● SUPPLIED INFORMATION:
************
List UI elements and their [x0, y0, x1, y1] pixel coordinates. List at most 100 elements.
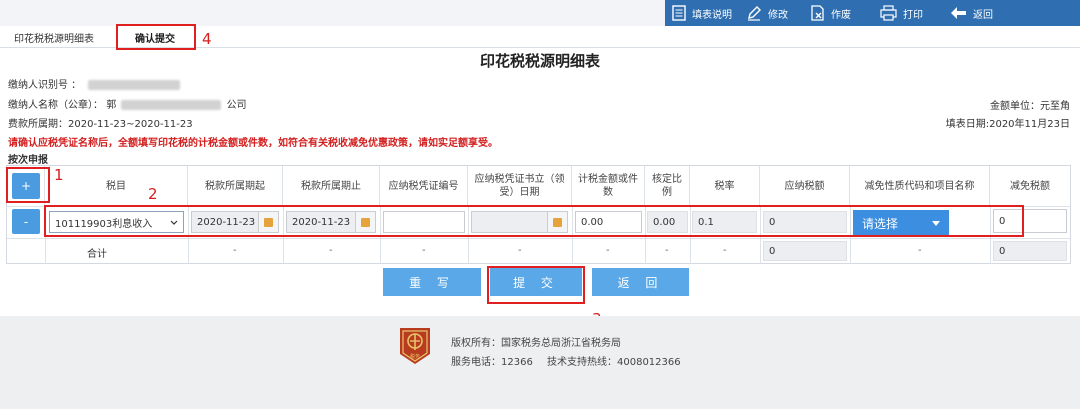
back-label: 返回: [973, 9, 993, 21]
period-end-input[interactable]: 2020-11-23: [286, 211, 376, 233]
pencil-icon: [748, 6, 761, 21]
fill-instructions-label: 填表说明: [692, 9, 732, 21]
return-button[interactable]: 返 回: [592, 268, 689, 296]
header-rate: 税率: [690, 166, 760, 206]
taxpayer-name-row: 缴纳人名称（公章）： 郭 公司: [8, 96, 247, 111]
tax-source-table: 税目 税款所属期起 税款所属期止 应纳税凭证编号 应纳税凭证书立（领受）日期 计…: [6, 165, 1071, 264]
back-button[interactable]: 返回: [950, 0, 993, 26]
void-button[interactable]: 作废: [810, 0, 851, 26]
footer: [0, 316, 1080, 409]
col-divider: [690, 206, 691, 264]
header-voucher-no: 应纳税凭证编号: [380, 166, 468, 206]
header-period-end: 税款所属期止: [283, 166, 380, 206]
header-tax-payable: 应纳税额: [760, 166, 850, 206]
total-relief-amount-field: 0: [993, 241, 1067, 261]
service-phone: 服务电话：12366: [451, 357, 533, 368]
tab-label: 确认提交: [135, 33, 175, 45]
row-divider: [7, 238, 1070, 239]
tax-item-select[interactable]: 101119903利息收入: [49, 211, 184, 233]
col-divider: [380, 206, 381, 264]
header-ratio: 核定比例: [645, 166, 690, 206]
relief-amount-input[interactable]: 0: [993, 209, 1067, 233]
col-divider: [283, 206, 284, 264]
total-dash: -: [723, 245, 727, 256]
total-dash: -: [233, 245, 237, 256]
reset-button[interactable]: 重 写: [383, 268, 481, 296]
printer-icon: [880, 5, 897, 21]
submit-button[interactable]: 提 交: [490, 268, 582, 296]
modify-label: 修改: [768, 9, 788, 21]
rate-field: 0.1: [692, 211, 757, 233]
col-divider: [45, 206, 46, 264]
calendar-icon[interactable]: [258, 212, 278, 232]
voucher-date-input[interactable]: [471, 211, 568, 233]
ratio-value: 0.00: [653, 216, 676, 228]
copyright-text: 版权所有：国家税务总局浙江省税务局: [451, 338, 621, 349]
relief-amount-value: 0: [999, 215, 1006, 227]
period-row: 费款所属期：2020-11-23~2020-11-23: [8, 115, 193, 130]
rate-value: 0.1: [698, 216, 714, 228]
header-voucher-date: 应纳税凭证书立（领受）日期: [468, 166, 572, 206]
total-tax-payable-field: 0: [763, 241, 847, 261]
tab-stamp-tax-detail[interactable]: 印花税税源明细表: [14, 26, 94, 48]
period-end-value: 2020-11-23: [292, 216, 351, 228]
period-label: 费款所属期：: [8, 119, 68, 130]
relief-code-select[interactable]: 请选择: [853, 210, 949, 236]
amount-unit: 金额单位：元至角: [990, 101, 1070, 112]
tax-payable-field: 0: [763, 211, 847, 233]
calendar-icon[interactable]: [547, 212, 567, 232]
taxpayer-name-suffix: 公司: [226, 100, 247, 111]
taxpayer-id-row: 缴纳人识别号 ：: [8, 76, 181, 91]
caret-down-icon: [932, 221, 940, 226]
col-divider: [990, 206, 991, 264]
tax-payable-value: 0: [769, 216, 776, 228]
header-period-start: 税款所属期起: [188, 166, 283, 206]
document-icon: [672, 5, 686, 21]
void-label: 作废: [831, 9, 851, 21]
col-divider: [468, 206, 469, 264]
period-value: 2020-11-23~2020-11-23: [68, 119, 193, 130]
col-divider: [850, 206, 851, 264]
tax-item-value: 101119903利息收入: [55, 218, 153, 230]
taxpayer-name-prefix: 郭: [106, 100, 117, 111]
tab-label: 印花税税源明细表: [14, 33, 94, 45]
support-hotline: 技术支持热线：4008012366: [547, 357, 681, 368]
total-dash: -: [329, 245, 333, 256]
total-relief-amount-value: 0: [999, 245, 1006, 257]
voucher-no-input[interactable]: [383, 211, 465, 233]
total-dash: -: [665, 245, 669, 256]
annotation-4: 4: [202, 30, 212, 48]
logo-text: 税务: [410, 353, 420, 360]
modify-button[interactable]: 修改: [746, 0, 788, 26]
total-tax-payable-value: 0: [769, 245, 776, 257]
col-divider: [572, 206, 573, 264]
print-button[interactable]: 打印: [880, 0, 923, 26]
relief-select-label: 请选择: [862, 216, 899, 231]
fill-date-row: 填表日期:2020年11月23日: [946, 115, 1070, 130]
top-toolbar: 填表说明 修改 作废 打印 返回: [0, 0, 1080, 26]
page-title: 印花税税源明细表: [479, 52, 600, 70]
col-divider: [188, 206, 189, 264]
back-arrow-icon: [951, 7, 966, 19]
header-amount: 计税金额或件数: [572, 166, 645, 206]
period-start-input[interactable]: 2020-11-23: [191, 211, 279, 233]
total-dash: -: [518, 245, 522, 256]
print-label: 打印: [903, 9, 923, 21]
fill-instructions-button[interactable]: 填表说明: [672, 0, 732, 26]
add-row-button[interactable]: +: [12, 173, 40, 199]
redacted-taxpayer-id: [88, 80, 181, 90]
calendar-icon[interactable]: [355, 212, 375, 232]
amount-input[interactable]: 0.00: [575, 211, 642, 233]
tax-bureau-logo: 税务: [400, 328, 430, 364]
tab-confirm-submit[interactable]: 确认提交: [135, 26, 175, 48]
ratio-field: 0.00: [647, 211, 688, 233]
section-title: 按次申报: [8, 155, 48, 166]
col-divider: [760, 206, 761, 264]
remove-row-button[interactable]: -: [12, 209, 40, 234]
redacted-taxpayer-name: [121, 100, 222, 110]
row-divider: [7, 206, 1070, 207]
header-relief-code: 减免性质代码和项目名称: [850, 166, 990, 206]
taxpayer-name-label: 缴纳人名称（公章）：: [8, 100, 103, 111]
chevron-down-icon: [170, 220, 178, 225]
tab-bar: 印花税税源明细表 确认提交: [0, 26, 1080, 48]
************
Present each line of the data above as a numbered list. Skip blank lines, and leave out the pictures.

● ANSWER TO THE TASK:
1. List UI elements and their [x0, y0, x1, y1] pixel coordinates. List at most 100 elements.
2. back-label: 返回: [973, 9, 993, 21]
3. period-end-input[interactable]: 2020-11-23: [286, 211, 376, 233]
4. pencil-icon: [748, 6, 761, 21]
5. fill-instructions-label: 填表说明: [692, 9, 732, 21]
6. return-button[interactable]: 返 回: [592, 268, 689, 296]
7. header-rate: 税率: [690, 166, 760, 206]
8. taxpayer-name-row: 缴纳人名称（公章）： 郭 公司: [8, 96, 247, 111]
9. tax-source-table: 税目 税款所属期起 税款所属期止 应纳税凭证编号 应纳税凭证书立（领受）日期 计…: [6, 165, 1071, 264]
10. back-button[interactable]: 返回: [950, 0, 993, 26]
11. void-button[interactable]: 作废: [810, 0, 851, 26]
12. footer: [0, 316, 1080, 409]
13. col-divider: [690, 206, 691, 264]
14. header-voucher-no: 应纳税凭证编号: [380, 166, 468, 206]
15. header-period-end: 税款所属期止: [283, 166, 380, 206]
16. header-tax-payable: 应纳税额: [760, 166, 850, 206]
17. total-relief-amount-field: 0: [993, 241, 1067, 261]
18. service-phone: 服务电话：12366: [451, 357, 533, 368]
19. tab-label: 确认提交: [135, 33, 175, 45]
20. row-divider: [7, 238, 1070, 239]
21. tax-item-select[interactable]: 101119903利息收入: [49, 211, 184, 233]
22. col-divider: [380, 206, 381, 264]
23. header-ratio: 核定比例: [645, 166, 690, 206]
24. relief-amount-input[interactable]: 0: [993, 209, 1067, 233]
25. col-divider: [283, 206, 284, 264]
26. total-dash: -: [723, 245, 727, 256]
27. total-dash: -: [233, 245, 237, 256]
28. reset-button[interactable]: 重 写: [383, 268, 481, 296]
29. printer-icon: [880, 5, 897, 21]
30. submit-button[interactable]: 提 交: [490, 268, 582, 296]
31. modify-label: 修改: [768, 9, 788, 21]
32. rate-field: 0.1: [692, 211, 757, 233]
33. col-divider: [45, 206, 46, 264]
34. calendar-icon[interactable]: [258, 212, 278, 232]
35. voucher-date-input[interactable]: [471, 211, 568, 233]
36. ratio-value: 0.00: [653, 216, 676, 228]
37. copyright-text: 版权所有：国家税务总局浙江省税务局: [451, 338, 621, 349]
38. relief-amount-value: 0: [999, 215, 1006, 227]
39. period-row: 费款所属期：2020-11-23~2020-11-23: [8, 115, 193, 130]
40. rate-value: 0.1: [698, 216, 714, 228]
41. header-voucher-date: 应纳税凭证书立（领受）日期: [468, 166, 572, 206]
42. total-tax-payable-field: 0: [763, 241, 847, 261]
43. tab-stamp-tax-detail[interactable]: 印花税税源明细表: [14, 26, 94, 48]
44. period-end-value: 2020-11-23: [292, 216, 351, 228]
45. period-label: 费款所属期：: [8, 119, 68, 130]
46. relief-code-select[interactable]: 请选择: [853, 210, 949, 236]
47. amount-unit: 金额单位：元至角: [990, 101, 1070, 112]
48. tax-payable-field: 0: [763, 211, 847, 233]
49. calendar-icon[interactable]: [547, 212, 567, 232]
50. taxpayer-name-suffix: 公司: [226, 100, 247, 111]
51. taxpayer-id-row: 缴纳人识别号 ：: [8, 76, 181, 91]
52. caret-down-icon: [932, 221, 940, 226]
53. col-divider: [990, 206, 991, 264]
54. tax-payable-value: 0: [769, 216, 776, 228]
55. header-period-start: 税款所属期起: [188, 166, 283, 206]
56. document-icon: [672, 5, 686, 21]
57. void-label: 作废: [831, 9, 851, 21]
58. col-divider: [468, 206, 469, 264]
59. period-value: 2020-11-23~2020-11-23: [68, 119, 193, 130]
60. col-divider: [850, 206, 851, 264]
61. tax-item-value: 101119903利息收入: [55, 218, 153, 230]
62. taxpayer-name-prefix: 郭: [106, 100, 117, 111]
63. tab-label: 印花税税源明细表: [14, 33, 94, 45]
64. support-hotline: 技术支持热线：4008012366: [547, 357, 681, 368]
65. total-dash: -: [329, 245, 333, 256]
66. total-relief-amount-value: 0: [999, 245, 1006, 257]
67. voucher-no-input[interactable]: [383, 211, 465, 233]
68. total-dash: -: [665, 245, 669, 256]
69. annotation-4: 4: [202, 30, 212, 48]
70. logo-text: 税务: [410, 353, 420, 360]
71. modify-button[interactable]: 修改: [746, 0, 788, 26]
72. total-tax-payable-value: 0: [769, 245, 776, 257]
73. col-divider: [572, 206, 573, 264]
74. print-button[interactable]: 打印: [880, 0, 923, 26]
75. relief-select-label: 请选择: [862, 216, 899, 231]
76. fill-date-row: 填表日期:2020年11月23日: [946, 115, 1070, 130]
77. top-toolbar: 填表说明 修改 作废 打印 返回: [0, 0, 1080, 26]
78. page-title: 印花税税源明细表: [479, 52, 600, 70]
79. col-divider: [188, 206, 189, 264]
80. back-arrow-icon: [951, 7, 966, 19]
81. header-amount: 计税金额或件数: [572, 166, 645, 206]
82. period-start-input[interactable]: 2020-11-23: [191, 211, 279, 233]
83. total-dash: -: [518, 245, 522, 256]
84. print-label: 打印: [903, 9, 923, 21]
85. fill-instructions-button[interactable]: 填表说明: [672, 0, 732, 26]
86. add-row-button[interactable]: +: [12, 173, 40, 199]
87. redacted-taxpayer-id: [88, 80, 181, 90]
88. calendar-icon[interactable]: [355, 212, 375, 232]
89. amount-input[interactable]: 0.00: [575, 211, 642, 233]
90. tax-bureau-logo: 税务: [400, 328, 430, 364]
91. tab-confirm-submit[interactable]: 确认提交: [135, 26, 175, 48]
92. ratio-field: 0.00: [647, 211, 688, 233]
93. section-title: 按次申报: [8, 155, 48, 166]
94. col-divider: [760, 206, 761, 264]
95. remove-row-button[interactable]: -: [12, 209, 40, 234]
96. redacted-taxpayer-name: [121, 100, 222, 110]
97. row-divider: [7, 206, 1070, 207]
98. header-relief-code: 减免性质代码和项目名称: [850, 166, 990, 206]
99. taxpayer-name-label: 缴纳人名称（公章）：: [8, 100, 103, 111]
100. chevron-down-icon: [170, 220, 178, 225]
101. tab-bar: 印花税税源明细表 确认提交: [0, 26, 1080, 48]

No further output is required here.